• Source document
++++++++++++++++++++

Route	Method	Purpose	Auth
`/`	GET	Search/browse records	Cognito
`/results`	GET	Search results	Cognito
`/records/<id>`	GET	Record detail page	Cognito
`/api/records/<id>`	GET	JSON API for record details	JWT Bearer

Environment variables

Variable	Required	Notes
`SECRET_KEY`	Yes	Django secret key (keep secret in production)
`DEBUG`	No	`True` for local development (set to `False` in production)
`APP_BASE_URL`	Yes	Base URL for the application (e.g., `http://localhost:8000`)
`DATABASE_URL`	No	Database connection string (defaults to SQLite)
`ISSUER`	For Auth	Cognito token issuer (e.g., `https://cognito-idp.eu-west-2.amazonaws.com/eu-west-2_xxxxx`)
`CLIENT_ID`	For Auth	Cognito App Client ID
`CLIENT_SECRET`	For Auth	Cognito App Client Secret (if using credential flow)
`ALLOWED_HOSTS`	No	Comma-separated list of allowed host names
`SECURE_SSL_REDIRECT`	No	Set to `True` in production to enforce HTTPS

Database setup

Initial database creation

For new PostgreSQL deployments in AWS, you need to set up the lambda_user and the trigger which calls the updates lambda function

# Connect as root user to PostgreSQL
CREATE DATABASE catalogue;

# Connect as root user to catalogue
CREATE USER lambda_user; 
GRANT rds_iam TO lambda_user;
GRANT USAGE, CREATE ON SCHEMA public TO lambda_user;
CREATE EXTENSION IF NOT EXISTS aws_lambda CASCADE;
GRANT USAGE, CREATE ON SCHEMA aws_lambda to lambda_user;
GRANT USAGE, CREATE ON SCHEMA aws_commons to lambda_user;
GRANT EXECUTE ON ALL FUNCTIONS IN SCHEMA aws_lambda TO lambda_user;
GRANT EXECUTE ON ALL FUNCTIONS IN SCHEMA aws_commons TO lambda_user;

# Connect as lambda_user
CREATE OR REPLACE FUNCTION notify_catalogue_updates()
RETURNS trigger
LANGUAGE plpgsql
AS $$
DECLARE
    payload json;
    lambda_arn text := 'arn:aws:lambda:eu-west-2:${account_number}:function:${environment}-catalogue-updates';
BEGIN
    payload := json_build_object('record_id', NEW.id);

    PERFORM aws_lambda.invoke(
        aws_commons.create_lambda_function_arn(lambda_arn),
        payload
    );

    RETURN NEW;
END;
$$;

DROP TRIGGER IF EXISTS trg_notify_catalogue_updates ON store_metadata;

CREATE TRIGGER trg_notify_catalogue_updates
AFTER UPDATE ON store_metadata
FOR EACH ROW
EXECUTE FUNCTION notify_catalogue_updates();

This script:

Creates the catalogue database
Creates a lambda_user with appropriate permissions and IAM authentication.

++++++++++++++++++++

• Extracted data
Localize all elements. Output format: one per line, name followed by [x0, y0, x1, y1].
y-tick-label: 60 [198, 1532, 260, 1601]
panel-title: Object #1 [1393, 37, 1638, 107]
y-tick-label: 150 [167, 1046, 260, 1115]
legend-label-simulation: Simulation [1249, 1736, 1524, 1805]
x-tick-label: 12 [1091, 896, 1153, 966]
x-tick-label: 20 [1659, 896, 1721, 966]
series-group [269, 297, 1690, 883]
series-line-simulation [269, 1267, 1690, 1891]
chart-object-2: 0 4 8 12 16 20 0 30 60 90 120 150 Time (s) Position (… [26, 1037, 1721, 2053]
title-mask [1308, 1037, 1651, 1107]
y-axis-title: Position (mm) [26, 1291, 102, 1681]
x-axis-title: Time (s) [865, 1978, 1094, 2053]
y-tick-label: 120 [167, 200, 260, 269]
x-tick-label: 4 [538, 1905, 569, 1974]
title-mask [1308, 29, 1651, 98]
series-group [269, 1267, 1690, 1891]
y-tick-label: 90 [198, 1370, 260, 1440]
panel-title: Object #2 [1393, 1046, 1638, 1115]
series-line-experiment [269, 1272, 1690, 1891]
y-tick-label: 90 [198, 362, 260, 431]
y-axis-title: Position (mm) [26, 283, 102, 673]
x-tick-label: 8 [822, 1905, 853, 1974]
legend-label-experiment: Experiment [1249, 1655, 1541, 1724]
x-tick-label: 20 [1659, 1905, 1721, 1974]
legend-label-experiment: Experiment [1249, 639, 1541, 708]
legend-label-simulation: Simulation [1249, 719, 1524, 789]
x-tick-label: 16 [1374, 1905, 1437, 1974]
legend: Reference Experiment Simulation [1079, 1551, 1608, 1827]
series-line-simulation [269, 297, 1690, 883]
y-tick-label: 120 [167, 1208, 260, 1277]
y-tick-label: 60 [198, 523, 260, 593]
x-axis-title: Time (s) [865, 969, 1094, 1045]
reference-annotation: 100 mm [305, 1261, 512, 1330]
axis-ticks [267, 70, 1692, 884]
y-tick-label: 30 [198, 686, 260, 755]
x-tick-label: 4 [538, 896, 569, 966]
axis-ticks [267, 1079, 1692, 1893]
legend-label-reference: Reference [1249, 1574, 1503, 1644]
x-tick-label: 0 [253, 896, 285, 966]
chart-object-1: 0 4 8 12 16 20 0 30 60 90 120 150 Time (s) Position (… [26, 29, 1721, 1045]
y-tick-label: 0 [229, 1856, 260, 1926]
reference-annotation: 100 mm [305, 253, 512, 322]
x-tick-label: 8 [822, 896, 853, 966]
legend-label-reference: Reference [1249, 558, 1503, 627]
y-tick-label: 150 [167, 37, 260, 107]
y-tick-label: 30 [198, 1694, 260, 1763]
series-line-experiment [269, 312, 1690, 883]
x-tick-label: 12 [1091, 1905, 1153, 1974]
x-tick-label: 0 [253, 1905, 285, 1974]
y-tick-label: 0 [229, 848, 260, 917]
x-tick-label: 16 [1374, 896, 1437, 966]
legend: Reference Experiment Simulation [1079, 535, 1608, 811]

++++++++++++++++++++

• Requirement
According to the catalogue setup notes, what database does the application use when `DATABASE_URL` is not set? The records aren't needed for this.

• Exercise solution
SQLite.